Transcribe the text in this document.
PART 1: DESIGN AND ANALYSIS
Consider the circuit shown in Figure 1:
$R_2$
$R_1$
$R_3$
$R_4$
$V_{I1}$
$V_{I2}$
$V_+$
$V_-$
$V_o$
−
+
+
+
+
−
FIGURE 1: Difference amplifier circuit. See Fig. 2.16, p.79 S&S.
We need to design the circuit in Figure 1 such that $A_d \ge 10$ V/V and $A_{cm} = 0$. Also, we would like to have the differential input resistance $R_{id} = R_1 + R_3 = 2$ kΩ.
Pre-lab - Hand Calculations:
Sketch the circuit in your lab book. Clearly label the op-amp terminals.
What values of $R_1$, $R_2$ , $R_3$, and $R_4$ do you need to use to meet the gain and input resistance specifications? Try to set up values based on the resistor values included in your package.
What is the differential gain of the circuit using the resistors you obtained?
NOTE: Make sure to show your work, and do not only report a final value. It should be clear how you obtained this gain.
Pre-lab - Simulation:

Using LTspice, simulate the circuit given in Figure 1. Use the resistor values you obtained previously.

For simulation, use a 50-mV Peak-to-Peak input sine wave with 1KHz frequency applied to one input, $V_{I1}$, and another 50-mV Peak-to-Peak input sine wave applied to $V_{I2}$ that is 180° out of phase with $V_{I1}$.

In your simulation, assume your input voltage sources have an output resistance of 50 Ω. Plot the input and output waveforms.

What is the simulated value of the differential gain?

__________________________________________________

EXERCISE AIM:
Reproduce the entries above in full by retyping them exactly.

SOLVED PROBLEM:
Transcribe the text in this document.
PART 1: DESIGN AND ANALYSIS
Consider the circuit shown in Figure 1:
$R_2$
$R_1$
$R_3$
$R_4$
$V_{I1}$
$V_{I2}$
$V_+$
$V_-$
$V_o$
−
+
+
+
+
−
FIGURE 1: Difference amplifier circuit. See Fig. 2.16, p.79 S&S.
We need to design the circuit in Figure 1 such that $A_d \ge 10$ V/V and $A_{cm} = 0$. Also, we would like to have the differential input resistance $R_{id} = R_1 + R_3 = 2$ kΩ.
Pre-lab - Hand Calculations:
Sketch the circuit in your lab book. Clearly label the op-amp terminals.
What values of $R_1$, $R_2$ , $R_3$, and $R_4$ do you need to use to meet the gain and input resistance specifications? Try to set up values based on the resistor values included in your package.
What is the differential gain of the circuit using the resistors you obtained?
NOTE: Make sure to show your work, and do not only report a final value. It should be clear how you obtained this gain.
Pre-lab - Simulation:

Using LTspice, simulate the circuit given in Figure 1. Use the resistor values you obtained previously.

For simulation, use a 50-mV Peak-to-Peak input sine wave with 1KHz frequency applied to one input, $V_{I1}$, and another 50-mV Peak-to-Peak input sine wave applied to $V_{I2}$ that is 180° out of phase with $V_{I1}$.

In your simulation, assume your input voltage sources have an output resistance of 50 Ω. Plot the input and output waveforms.

What is the simulated value of the differential gain?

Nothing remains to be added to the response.